→ Problem to work on: Filter the entries below, keeping every line that has the word "image".

→ Material:
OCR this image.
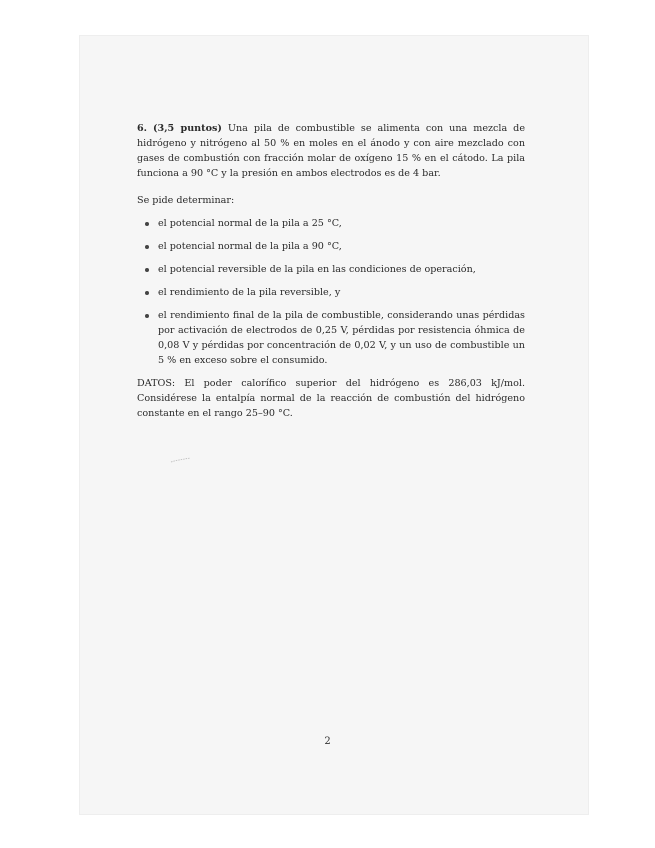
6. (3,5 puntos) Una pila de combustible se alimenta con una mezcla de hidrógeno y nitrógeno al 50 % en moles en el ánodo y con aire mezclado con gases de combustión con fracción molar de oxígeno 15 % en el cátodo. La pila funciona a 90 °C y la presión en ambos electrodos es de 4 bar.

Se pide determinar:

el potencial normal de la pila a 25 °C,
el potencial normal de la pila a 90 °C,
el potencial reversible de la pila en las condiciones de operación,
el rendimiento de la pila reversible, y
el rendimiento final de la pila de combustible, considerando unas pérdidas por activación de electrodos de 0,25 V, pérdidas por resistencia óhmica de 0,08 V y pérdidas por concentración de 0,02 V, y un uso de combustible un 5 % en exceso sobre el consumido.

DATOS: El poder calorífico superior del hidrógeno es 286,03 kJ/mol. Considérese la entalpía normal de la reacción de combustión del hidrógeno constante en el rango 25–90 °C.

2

...

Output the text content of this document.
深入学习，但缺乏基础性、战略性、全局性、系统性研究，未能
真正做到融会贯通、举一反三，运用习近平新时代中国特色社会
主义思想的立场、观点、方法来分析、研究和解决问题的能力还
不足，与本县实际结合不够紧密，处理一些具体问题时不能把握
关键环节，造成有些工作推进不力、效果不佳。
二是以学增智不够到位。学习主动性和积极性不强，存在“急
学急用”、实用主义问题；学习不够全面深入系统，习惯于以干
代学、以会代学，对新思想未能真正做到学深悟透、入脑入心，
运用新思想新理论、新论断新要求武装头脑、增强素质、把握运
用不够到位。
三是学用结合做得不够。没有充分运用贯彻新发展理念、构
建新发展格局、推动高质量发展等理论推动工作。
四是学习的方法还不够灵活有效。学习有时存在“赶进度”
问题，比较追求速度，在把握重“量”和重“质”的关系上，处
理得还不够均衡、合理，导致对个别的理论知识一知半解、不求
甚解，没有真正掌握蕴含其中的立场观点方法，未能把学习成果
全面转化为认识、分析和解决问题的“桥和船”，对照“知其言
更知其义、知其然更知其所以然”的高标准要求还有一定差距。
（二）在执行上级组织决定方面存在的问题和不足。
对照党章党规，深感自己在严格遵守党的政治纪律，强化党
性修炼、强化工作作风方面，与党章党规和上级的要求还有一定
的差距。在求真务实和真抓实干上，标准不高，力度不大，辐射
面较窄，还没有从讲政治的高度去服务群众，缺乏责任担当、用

--

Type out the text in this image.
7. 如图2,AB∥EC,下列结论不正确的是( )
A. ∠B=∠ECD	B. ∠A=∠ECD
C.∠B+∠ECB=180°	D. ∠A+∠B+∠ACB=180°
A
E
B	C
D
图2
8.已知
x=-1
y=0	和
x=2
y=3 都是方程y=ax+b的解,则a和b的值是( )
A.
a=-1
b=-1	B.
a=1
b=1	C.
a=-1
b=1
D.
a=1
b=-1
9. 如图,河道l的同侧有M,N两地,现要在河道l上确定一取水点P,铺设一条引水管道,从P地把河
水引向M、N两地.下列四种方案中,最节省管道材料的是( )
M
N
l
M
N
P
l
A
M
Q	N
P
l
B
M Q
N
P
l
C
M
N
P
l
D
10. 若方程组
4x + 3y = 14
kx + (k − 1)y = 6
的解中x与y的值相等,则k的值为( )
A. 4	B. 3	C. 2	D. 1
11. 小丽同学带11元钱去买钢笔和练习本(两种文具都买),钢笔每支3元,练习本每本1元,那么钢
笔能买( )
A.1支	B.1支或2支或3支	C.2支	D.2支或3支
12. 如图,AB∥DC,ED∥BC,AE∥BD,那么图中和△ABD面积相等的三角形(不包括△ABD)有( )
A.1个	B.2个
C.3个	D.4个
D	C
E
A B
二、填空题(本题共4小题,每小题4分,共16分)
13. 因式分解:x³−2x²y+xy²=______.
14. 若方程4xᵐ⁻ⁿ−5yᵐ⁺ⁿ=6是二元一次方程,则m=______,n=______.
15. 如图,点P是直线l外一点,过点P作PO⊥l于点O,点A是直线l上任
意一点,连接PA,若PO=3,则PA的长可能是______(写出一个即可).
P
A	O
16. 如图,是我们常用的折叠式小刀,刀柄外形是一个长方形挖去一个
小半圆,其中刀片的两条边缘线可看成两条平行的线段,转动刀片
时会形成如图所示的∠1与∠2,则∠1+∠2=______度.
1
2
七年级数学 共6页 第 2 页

→ Written response:
OCR this image.
Type out the text in this image.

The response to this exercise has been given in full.